» PROBLEM DESCRIPTION
Repeat the data word for word. Do not include the pictures.
-- start of STORED RECORDS --
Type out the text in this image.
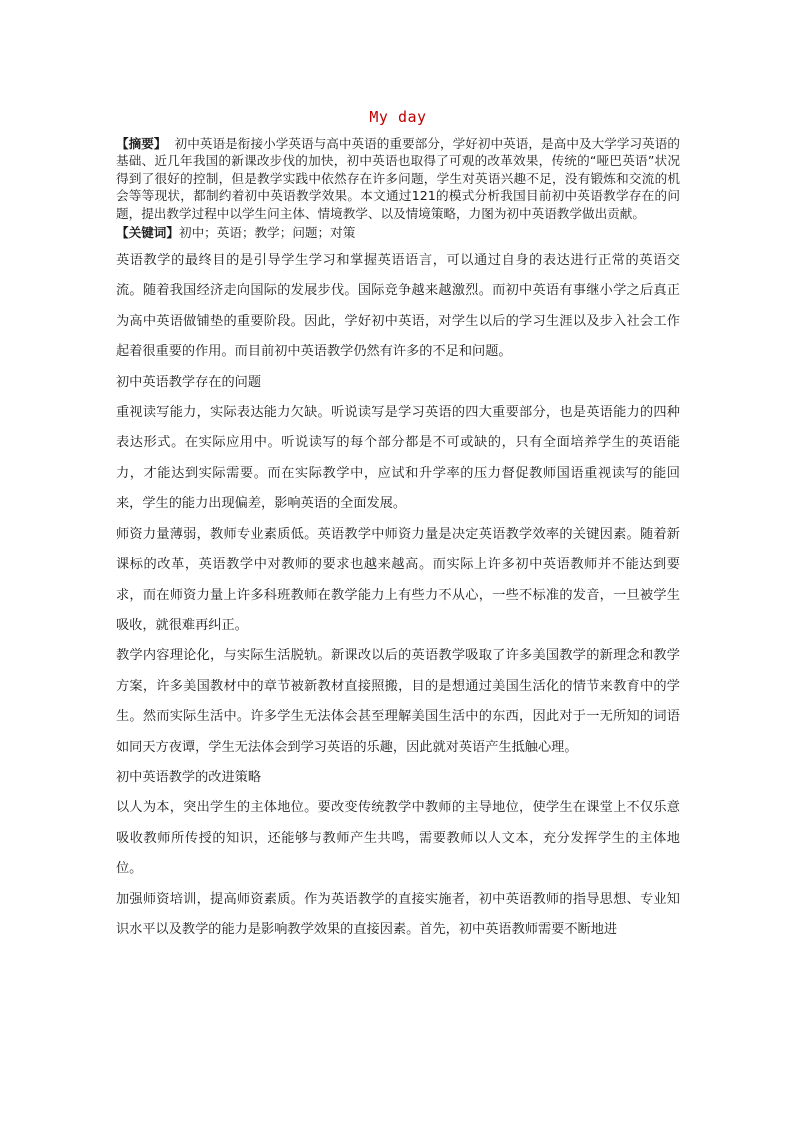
My day

【摘要】  初中英语是衔接小学英语与高中英语的重要部分，学好初中英语，是高中及大学学习英语的基础、近几年我国的新课改步伐的加快，初中英语也取得了可观的改革效果，传统的“哑巴英语”状况得到了很好的控制，但是教学实践中依然存在许多问题，学生对英语兴趣不足，没有锻炼和交流的机会等等现状，都制约着初中英语教学效果。本文通过121的模式分析我国目前初中英语教学存在的问题，提出教学过程中以学生问主体、情境教学、以及情境策略，力图为初中英语教学做出贡献。

【关键词】初中；英语；教学；问题；对策

英语教学的最终目的是引导学生学习和掌握英语语言，可以通过自身的表达进行正常的英语交流。随着我国经济走向国际的发展步伐。国际竞争越来越激烈。而初中英语有事继小学之后真正为高中英语做铺垫的重要阶段。因此，学好初中英语，对学生以后的学习生涯以及步入社会工作起着很重要的作用。而目前初中英语教学仍然有许多的不足和问题。

初中英语教学存在的问题

重视读写能力，实际表达能力欠缺。听说读写是学习英语的四大重要部分，也是英语能力的四种表达形式。在实际应用中。听说读写的每个部分都是不可或缺的，只有全面培养学生的英语能力，才能达到实际需要。而在实际教学中，应试和升学率的压力督促教师国语重视读写的能回来，学生的能力出现偏差，影响英语的全面发展。

师资力量薄弱，教师专业素质低。英语教学中师资力量是决定英语教学效率的关键因素。随着新课标的改革，英语教学中对教师的要求也越来越高。而实际上许多初中英语教师并不能达到要求，而在师资力量上许多科班教师在教学能力上有些力不从心，一些不标准的发音，一旦被学生吸收，就很难再纠正。

教学内容理论化，与实际生活脱轨。新课改以后的英语教学吸取了许多美国教学的新理念和教学方案，许多美国教材中的章节被新教材直接照搬，目的是想通过美国生活化的情节来教育中的学生。然而实际生活中。许多学生无法体会甚至理解美国生活中的东西，因此对于一无所知的词语如同天方夜谭，学生无法体会到学习英语的乐趣，因此就对英语产生抵触心理。

初中英语教学的改进策略

以人为本，突出学生的主体地位。要改变传统教学中教师的主导地位，使学生在课堂上不仅乐意吸收教师所传授的知识，还能够与教师产生共鸣，需要教师以人文本，充分发挥学生的主体地位。

加强师资培训，提高师资素质。作为英语教学的直接实施者，初中英语教师的指导思想、专业知识水平以及教学的能力是影响教学效果的直接因素。首先，初中英语教师需要不断地进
-- end of STORED RECORDS --
» OUTPUT FOR THIS TASK
Type out the text in this image.
My day

【摘要】  初中英语是衔接小学英语与高中英语的重要部分，学好初中英语，是高中及大学学习英语的基础、近几年我国的新课改步伐的加快，初中英语也取得了可观的改革效果，传统的“哑巴英语”状况得到了很好的控制，但是教学实践中依然存在许多问题，学生对英语兴趣不足，没有锻炼和交流的机会等等现状，都制约着初中英语教学效果。本文通过121的模式分析我国目前初中英语教学存在的问题，提出教学过程中以学生问主体、情境教学、以及情境策略，力图为初中英语教学做出贡献。

【关键词】初中；英语；教学；问题；对策

英语教学的最终目的是引导学生学习和掌握英语语言，可以通过自身的表达进行正常的英语交流。随着我国经济走向国际的发展步伐。国际竞争越来越激烈。而初中英语有事继小学之后真正为高中英语做铺垫的重要阶段。因此，学好初中英语，对学生以后的学习生涯以及步入社会工作起着很重要的作用。而目前初中英语教学仍然有许多的不足和问题。

初中英语教学存在的问题

重视读写能力，实际表达能力欠缺。听说读写是学习英语的四大重要部分，也是英语能力的四种表达形式。在实际应用中。听说读写的每个部分都是不可或缺的，只有全面培养学生的英语能力，才能达到实际需要。而在实际教学中，应试和升学率的压力督促教师国语重视读写的能回来，学生的能力出现偏差，影响英语的全面发展。

师资力量薄弱，教师专业素质低。英语教学中师资力量是决定英语教学效率的关键因素。随着新课标的改革，英语教学中对教师的要求也越来越高。而实际上许多初中英语教师并不能达到要求，而在师资力量上许多科班教师在教学能力上有些力不从心，一些不标准的发音，一旦被学生吸收，就很难再纠正。

教学内容理论化，与实际生活脱轨。新课改以后的英语教学吸取了许多美国教学的新理念和教学方案，许多美国教材中的章节被新教材直接照搬，目的是想通过美国生活化的情节来教育中的学生。然而实际生活中。许多学生无法体会甚至理解美国生活中的东西，因此对于一无所知的词语如同天方夜谭，学生无法体会到学习英语的乐趣，因此就对英语产生抵触心理。

初中英语教学的改进策略

以人为本，突出学生的主体地位。要改变传统教学中教师的主导地位，使学生在课堂上不仅乐意吸收教师所传授的知识，还能够与教师产生共鸣，需要教师以人文本，充分发挥学生的主体地位。

加强师资培训，提高师资素质。作为英语教学的直接实施者，初中英语教师的指导思想、专业知识水平以及教学的能力是影响教学效果的直接因素。首先，初中英语教师需要不断地进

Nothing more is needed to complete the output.